• Extracted data entries
.....

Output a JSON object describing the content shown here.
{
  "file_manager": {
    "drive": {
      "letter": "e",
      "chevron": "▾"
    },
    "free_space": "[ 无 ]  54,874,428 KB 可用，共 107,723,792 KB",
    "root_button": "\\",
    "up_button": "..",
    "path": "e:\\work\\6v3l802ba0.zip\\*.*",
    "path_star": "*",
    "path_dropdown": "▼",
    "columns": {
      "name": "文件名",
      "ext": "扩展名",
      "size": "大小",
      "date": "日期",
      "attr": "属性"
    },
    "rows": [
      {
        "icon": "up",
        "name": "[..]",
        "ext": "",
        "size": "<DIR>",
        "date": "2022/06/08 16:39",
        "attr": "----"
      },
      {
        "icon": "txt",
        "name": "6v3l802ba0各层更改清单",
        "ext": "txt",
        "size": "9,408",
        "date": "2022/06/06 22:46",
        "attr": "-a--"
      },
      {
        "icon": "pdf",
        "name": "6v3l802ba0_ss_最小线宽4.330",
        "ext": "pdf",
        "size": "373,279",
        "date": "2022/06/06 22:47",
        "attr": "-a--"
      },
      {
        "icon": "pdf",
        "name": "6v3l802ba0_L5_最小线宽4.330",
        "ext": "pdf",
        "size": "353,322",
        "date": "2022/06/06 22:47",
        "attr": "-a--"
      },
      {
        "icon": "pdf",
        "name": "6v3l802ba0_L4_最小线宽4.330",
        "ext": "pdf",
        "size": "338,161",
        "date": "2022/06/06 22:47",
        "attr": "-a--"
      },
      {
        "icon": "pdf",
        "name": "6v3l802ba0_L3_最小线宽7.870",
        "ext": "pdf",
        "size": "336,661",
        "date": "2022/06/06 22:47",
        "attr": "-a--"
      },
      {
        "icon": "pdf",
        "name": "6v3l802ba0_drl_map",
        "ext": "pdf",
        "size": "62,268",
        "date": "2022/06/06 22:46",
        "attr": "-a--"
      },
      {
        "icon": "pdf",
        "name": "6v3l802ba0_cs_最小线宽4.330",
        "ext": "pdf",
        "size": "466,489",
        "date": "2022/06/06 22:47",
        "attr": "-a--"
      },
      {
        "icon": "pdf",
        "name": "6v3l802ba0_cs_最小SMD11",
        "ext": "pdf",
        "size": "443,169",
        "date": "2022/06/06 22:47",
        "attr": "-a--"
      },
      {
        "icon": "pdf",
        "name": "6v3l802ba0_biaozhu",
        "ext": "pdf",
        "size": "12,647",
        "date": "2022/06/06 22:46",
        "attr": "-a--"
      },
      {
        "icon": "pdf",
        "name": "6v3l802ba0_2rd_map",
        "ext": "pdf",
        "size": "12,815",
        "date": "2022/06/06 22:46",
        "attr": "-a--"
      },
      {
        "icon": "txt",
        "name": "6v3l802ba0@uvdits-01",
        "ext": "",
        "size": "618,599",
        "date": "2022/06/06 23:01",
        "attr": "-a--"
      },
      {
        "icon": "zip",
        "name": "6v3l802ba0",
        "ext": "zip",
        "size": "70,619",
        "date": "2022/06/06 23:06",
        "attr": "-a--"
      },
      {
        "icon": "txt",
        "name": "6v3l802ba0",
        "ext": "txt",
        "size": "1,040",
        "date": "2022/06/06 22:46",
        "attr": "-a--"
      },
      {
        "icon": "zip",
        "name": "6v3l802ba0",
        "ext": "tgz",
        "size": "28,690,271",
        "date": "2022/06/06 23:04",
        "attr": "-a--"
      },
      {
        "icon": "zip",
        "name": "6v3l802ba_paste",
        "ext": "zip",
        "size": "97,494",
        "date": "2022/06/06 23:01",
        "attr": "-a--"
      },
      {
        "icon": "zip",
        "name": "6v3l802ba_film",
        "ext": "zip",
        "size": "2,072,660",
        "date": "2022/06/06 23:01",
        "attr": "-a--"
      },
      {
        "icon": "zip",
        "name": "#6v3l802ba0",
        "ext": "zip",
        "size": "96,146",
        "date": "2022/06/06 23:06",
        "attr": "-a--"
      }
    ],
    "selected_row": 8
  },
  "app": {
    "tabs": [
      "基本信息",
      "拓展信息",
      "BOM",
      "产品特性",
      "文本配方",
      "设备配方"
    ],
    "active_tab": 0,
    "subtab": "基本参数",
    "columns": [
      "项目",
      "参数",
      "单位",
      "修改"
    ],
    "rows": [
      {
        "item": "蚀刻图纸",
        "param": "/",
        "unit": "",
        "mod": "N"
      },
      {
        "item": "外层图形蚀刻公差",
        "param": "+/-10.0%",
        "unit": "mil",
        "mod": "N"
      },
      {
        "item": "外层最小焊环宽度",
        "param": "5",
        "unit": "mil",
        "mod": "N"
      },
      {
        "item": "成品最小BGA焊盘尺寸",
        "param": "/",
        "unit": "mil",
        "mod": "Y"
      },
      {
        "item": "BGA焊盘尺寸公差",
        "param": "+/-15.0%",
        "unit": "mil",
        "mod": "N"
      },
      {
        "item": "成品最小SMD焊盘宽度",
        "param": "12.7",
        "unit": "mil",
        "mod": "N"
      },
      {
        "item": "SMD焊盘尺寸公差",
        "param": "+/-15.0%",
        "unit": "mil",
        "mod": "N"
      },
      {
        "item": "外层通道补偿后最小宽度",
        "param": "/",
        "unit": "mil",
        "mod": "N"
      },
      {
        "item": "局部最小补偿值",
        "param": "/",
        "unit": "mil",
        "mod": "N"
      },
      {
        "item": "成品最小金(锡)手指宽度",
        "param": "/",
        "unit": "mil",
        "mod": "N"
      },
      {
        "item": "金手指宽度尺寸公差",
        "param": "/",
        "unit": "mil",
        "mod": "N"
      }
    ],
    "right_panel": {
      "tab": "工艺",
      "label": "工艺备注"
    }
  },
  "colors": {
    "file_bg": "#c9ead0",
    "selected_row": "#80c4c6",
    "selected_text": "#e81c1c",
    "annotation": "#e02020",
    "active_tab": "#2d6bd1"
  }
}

.....

Extract all of the data above and output it character for character.

• EXERCISE ANSWER
Output a JSON object describing the content shown here.
{
  "file_manager": {
    "drive": {
      "letter": "e",
      "chevron": "▾"
    },
    "free_space": "[ 无 ]  54,874,428 KB 可用，共 107,723,792 KB",
    "root_button": "\\",
    "up_button": "..",
    "path": "e:\\work\\6v3l802ba0.zip\\*.*",
    "path_star": "*",
    "path_dropdown": "▼",
    "columns": {
      "name": "文件名",
      "ext": "扩展名",
      "size": "大小",
      "date": "日期",
      "attr": "属性"
    },
    "rows": [
      {
        "icon": "up",
        "name": "[..]",
        "ext": "",
        "size": "<DIR>",
        "date": "2022/06/08 16:39",
        "attr": "----"
      },
      {
        "icon": "txt",
        "name": "6v3l802ba0各层更改清单",
        "ext": "txt",
        "size": "9,408",
        "date": "2022/06/06 22:46",
        "attr": "-a--"
      },
      {
        "icon": "pdf",
        "name": "6v3l802ba0_ss_最小线宽4.330",
        "ext": "pdf",
        "size": "373,279",
        "date": "2022/06/06 22:47",
        "attr": "-a--"
      },
      {
        "icon": "pdf",
        "name": "6v3l802ba0_L5_最小线宽4.330",
        "ext": "pdf",
        "size": "353,322",
        "date": "2022/06/06 22:47",
        "attr": "-a--"
      },
      {
        "icon": "pdf",
        "name": "6v3l802ba0_L4_最小线宽4.330",
        "ext": "pdf",
        "size": "338,161",
        "date": "2022/06/06 22:47",
        "attr": "-a--"
      },
      {
        "icon": "pdf",
        "name": "6v3l802ba0_L3_最小线宽7.870",
        "ext": "pdf",
        "size": "336,661",
        "date": "2022/06/06 22:47",
        "attr": "-a--"
      },
      {
        "icon": "pdf",
        "name": "6v3l802ba0_drl_map",
        "ext": "pdf",
        "size": "62,268",
        "date": "2022/06/06 22:46",
        "attr": "-a--"
      },
      {
        "icon": "pdf",
        "name": "6v3l802ba0_cs_最小线宽4.330",
        "ext": "pdf",
        "size": "466,489",
        "date": "2022/06/06 22:47",
        "attr": "-a--"
      },
      {
        "icon": "pdf",
        "name": "6v3l802ba0_cs_最小SMD11",
        "ext": "pdf",
        "size": "443,169",
        "date": "2022/06/06 22:47",
        "attr": "-a--"
      },
      {
        "icon": "pdf",
        "name": "6v3l802ba0_biaozhu",
        "ext": "pdf",
        "size": "12,647",
        "date": "2022/06/06 22:46",
        "attr": "-a--"
      },
      {
        "icon": "pdf",
        "name": "6v3l802ba0_2rd_map",
        "ext": "pdf",
        "size": "12,815",
        "date": "2022/06/06 22:46",
        "attr": "-a--"
      },
      {
        "icon": "txt",
        "name": "6v3l802ba0@uvdits-01",
        "ext": "",
        "size": "618,599",
        "date": "2022/06/06 23:01",
        "attr": "-a--"
      },
      {
        "icon": "zip",
        "name": "6v3l802ba0",
        "ext": "zip",
        "size": "70,619",
        "date": "2022/06/06 23:06",
        "attr": "-a--"
      },
      {
        "icon": "txt",
        "name": "6v3l802ba0",
        "ext": "txt",
        "size": "1,040",
        "date": "2022/06/06 22:46",
        "attr": "-a--"
      },
      {
        "icon": "zip",
        "name": "6v3l802ba0",
        "ext": "tgz",
        "size": "28,690,271",
        "date": "2022/06/06 23:04",
        "attr": "-a--"
      },
      {
        "icon": "zip",
        "name": "6v3l802ba_paste",
        "ext": "zip",
        "size": "97,494",
        "date": "2022/06/06 23:01",
        "attr": "-a--"
      },
      {
        "icon": "zip",
        "name": "6v3l802ba_film",
        "ext": "zip",
        "size": "2,072,660",
        "date": "2022/06/06 23:01",
        "attr": "-a--"
      },
      {
        "icon": "zip",
        "name": "#6v3l802ba0",
        "ext": "zip",
        "size": "96,146",
        "date": "2022/06/06 23:06",
        "attr": "-a--"
      }
    ],
    "selected_row": 8
  },
  "app": {
    "tabs": [
      "基本信息",
      "拓展信息",
      "BOM",
      "产品特性",
      "文本配方",
      "设备配方"
    ],
    "active_tab": 0,
    "subtab": "基本参数",
    "columns": [
      "项目",
      "参数",
      "单位",
      "修改"
    ],
    "rows": [
      {
        "item": "蚀刻图纸",
        "param": "/",
        "unit": "",
        "mod": "N"
      },
      {
        "item": "外层图形蚀刻公差",
        "param": "+/-10.0%",
        "unit": "mil",
        "mod": "N"
      },
      {
        "item": "外层最小焊环宽度",
        "param": "5",
        "unit": "mil",
        "mod": "N"
      },
      {
        "item": "成品最小BGA焊盘尺寸",
        "param": "/",
        "unit": "mil",
        "mod": "Y"
      },
      {
        "item": "BGA焊盘尺寸公差",
        "param": "+/-15.0%",
        "unit": "mil",
        "mod": "N"
      },
      {
        "item": "成品最小SMD焊盘宽度",
        "param": "12.7",
        "unit": "mil",
        "mod": "N"
      },
      {
        "item": "SMD焊盘尺寸公差",
        "param": "+/-15.0%",
        "unit": "mil",
        "mod": "N"
      },
      {
        "item": "外层通道补偿后最小宽度",
        "param": "/",
        "unit": "mil",
        "mod": "N"
      },
      {
        "item": "局部最小补偿值",
        "param": "/",
        "unit": "mil",
        "mod": "N"
      },
      {
        "item": "成品最小金(锡)手指宽度",
        "param": "/",
        "unit": "mil",
        "mod": "N"
      },
      {
        "item": "金手指宽度尺寸公差",
        "param": "/",
        "unit": "mil",
        "mod": "N"
      }
    ],
    "right_panel": {
      "tab": "工艺",
      "label": "工艺备注"
    }
  },
  "colors": {
    "file_bg": "#c9ead0",
    "selected_row": "#80c4c6",
    "selected_text": "#e81c1c",
    "annotation": "#e02020",
    "active_tab": "#2d6bd1"
  }
}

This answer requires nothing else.